[Begin DATA RECORDS]

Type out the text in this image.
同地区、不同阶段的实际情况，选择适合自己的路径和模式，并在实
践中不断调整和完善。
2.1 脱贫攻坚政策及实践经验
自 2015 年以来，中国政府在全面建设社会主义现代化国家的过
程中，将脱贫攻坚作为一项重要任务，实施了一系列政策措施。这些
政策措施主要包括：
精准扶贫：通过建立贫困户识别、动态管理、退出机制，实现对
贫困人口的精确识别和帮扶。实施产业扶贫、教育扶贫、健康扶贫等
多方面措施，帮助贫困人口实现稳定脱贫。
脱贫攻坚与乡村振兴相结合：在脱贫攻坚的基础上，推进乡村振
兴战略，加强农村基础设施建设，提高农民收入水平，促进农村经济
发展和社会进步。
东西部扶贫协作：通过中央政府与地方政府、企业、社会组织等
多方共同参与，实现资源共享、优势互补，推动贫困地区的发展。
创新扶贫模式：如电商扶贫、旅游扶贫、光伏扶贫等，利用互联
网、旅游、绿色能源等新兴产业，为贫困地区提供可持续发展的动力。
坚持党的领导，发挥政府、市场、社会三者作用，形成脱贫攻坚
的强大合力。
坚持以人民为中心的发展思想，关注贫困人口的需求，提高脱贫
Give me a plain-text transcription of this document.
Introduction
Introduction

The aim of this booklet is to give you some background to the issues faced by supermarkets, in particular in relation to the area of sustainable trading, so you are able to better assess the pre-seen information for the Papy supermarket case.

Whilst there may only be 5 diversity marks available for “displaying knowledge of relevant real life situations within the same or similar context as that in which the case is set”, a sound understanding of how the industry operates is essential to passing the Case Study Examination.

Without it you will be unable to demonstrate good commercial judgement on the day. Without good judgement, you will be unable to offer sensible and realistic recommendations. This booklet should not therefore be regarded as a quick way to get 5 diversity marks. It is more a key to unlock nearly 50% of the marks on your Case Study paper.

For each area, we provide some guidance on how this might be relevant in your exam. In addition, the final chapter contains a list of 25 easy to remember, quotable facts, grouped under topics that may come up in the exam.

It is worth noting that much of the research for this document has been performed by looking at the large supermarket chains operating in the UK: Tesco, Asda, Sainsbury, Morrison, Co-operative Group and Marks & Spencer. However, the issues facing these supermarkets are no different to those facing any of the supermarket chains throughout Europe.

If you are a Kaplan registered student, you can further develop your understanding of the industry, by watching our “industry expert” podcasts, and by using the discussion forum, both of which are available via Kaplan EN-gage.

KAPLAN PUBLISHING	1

[End DATA RECORDS]

_GOAL_.
Extract the entries above verbatim.

_COMPLETED EXERCISE_.
Type out the text in this image.
同地区、不同阶段的实际情况，选择适合自己的路径和模式，并在实
践中不断调整和完善。
2.1 脱贫攻坚政策及实践经验
自 2015 年以来，中国政府在全面建设社会主义现代化国家的过
程中，将脱贫攻坚作为一项重要任务，实施了一系列政策措施。这些
政策措施主要包括：
精准扶贫：通过建立贫困户识别、动态管理、退出机制，实现对
贫困人口的精确识别和帮扶。实施产业扶贫、教育扶贫、健康扶贫等
多方面措施，帮助贫困人口实现稳定脱贫。
脱贫攻坚与乡村振兴相结合：在脱贫攻坚的基础上，推进乡村振
兴战略，加强农村基础设施建设，提高农民收入水平，促进农村经济
发展和社会进步。
东西部扶贫协作：通过中央政府与地方政府、企业、社会组织等
多方共同参与，实现资源共享、优势互补，推动贫困地区的发展。
创新扶贫模式：如电商扶贫、旅游扶贫、光伏扶贫等，利用互联
网、旅游、绿色能源等新兴产业，为贫困地区提供可持续发展的动力。
坚持党的领导，发挥政府、市场、社会三者作用，形成脱贫攻坚
的强大合力。
坚持以人民为中心的发展思想，关注贫困人口的需求，提高脱贫
Give me a plain-text transcription of this document.
Introduction
Introduction

The aim of this booklet is to give you some background to the issues faced by supermarkets, in particular in relation to the area of sustainable trading, so you are able to better assess the pre-seen information for the Papy supermarket case.

Whilst there may only be 5 diversity marks available for “displaying knowledge of relevant real life situations within the same or similar context as that in which the case is set”, a sound understanding of how the industry operates is essential to passing the Case Study Examination.

Without it you will be unable to demonstrate good commercial judgement on the day. Without good judgement, you will be unable to offer sensible and realistic recommendations. This booklet should not therefore be regarded as a quick way to get 5 diversity marks. It is more a key to unlock nearly 50% of the marks on your Case Study paper.

For each area, we provide some guidance on how this might be relevant in your exam. In addition, the final chapter contains a list of 25 easy to remember, quotable facts, grouped under topics that may come up in the exam.

It is worth noting that much of the research for this document has been performed by looking at the large supermarket chains operating in the UK: Tesco, Asda, Sainsbury, Morrison, Co-operative Group and Marks & Spencer. However, the issues facing these supermarkets are no different to those facing any of the supermarket chains throughout Europe.

If you are a Kaplan registered student, you can further develop your understanding of the industry, by watching our “industry expert” podcasts, and by using the discussion forum, both of which are available via Kaplan EN-gage.

KAPLAN PUBLISHING	1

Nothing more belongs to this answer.